GOAL. Please output every line of the material as it stands, without the pictures.

── MATERIAL SUPPLIED

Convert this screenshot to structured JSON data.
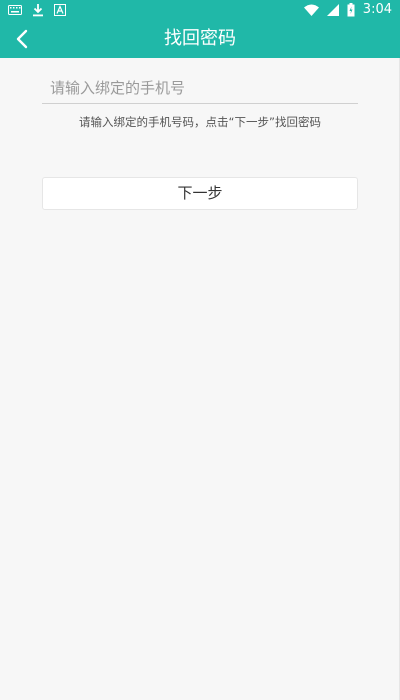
{
  "status_bar": {
    "time": "3:04",
    "icons_left": [
      "keyboard-icon",
      "download-icon",
      "text-a-icon"
    ],
    "icons_right": [
      "wifi-icon",
      "signal-icon",
      "battery-icon"
    ]
  },
  "app_bar": {
    "title": "找回密码",
    "back_icon": "chevron-left-icon",
    "background_color": "#20b8a8"
  },
  "form": {
    "phone_input": {
      "placeholder": "请输入绑定的手机号",
      "value": ""
    },
    "hint": "请输入绑定的手机号码，点击“下一步”找回密码",
    "next_button_label": "下一步"
  }
}
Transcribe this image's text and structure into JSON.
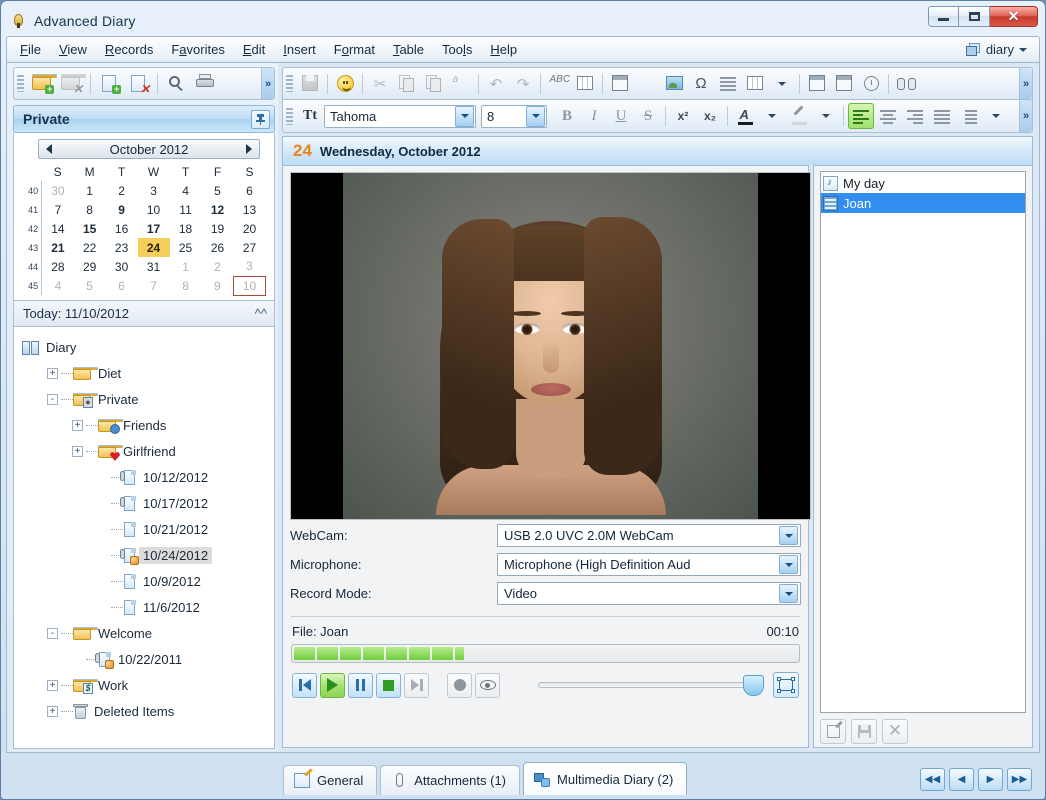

────

COMPLETE ANSWER.
Convert this screenshot to structured JSON data.
{
  "status_bar": {
    "time": "3:04",
    "icons_left": [
      "keyboard-icon",
      "download-icon",
      "text-a-icon"
    ],
    "icons_right": [
      "wifi-icon",
      "signal-icon",
      "battery-icon"
    ]
  },
  "app_bar": {
    "title": "找回密码",
    "back_icon": "chevron-left-icon",
    "background_color": "#20b8a8"
  },
  "form": {
    "phone_input": {
      "placeholder": "请输入绑定的手机号",
      "value": ""
    },
    "hint": "请输入绑定的手机号码，点击“下一步”找回密码",
    "next_button_label": "下一步"
  }
}
Transcribe this image's text and structure into JSON.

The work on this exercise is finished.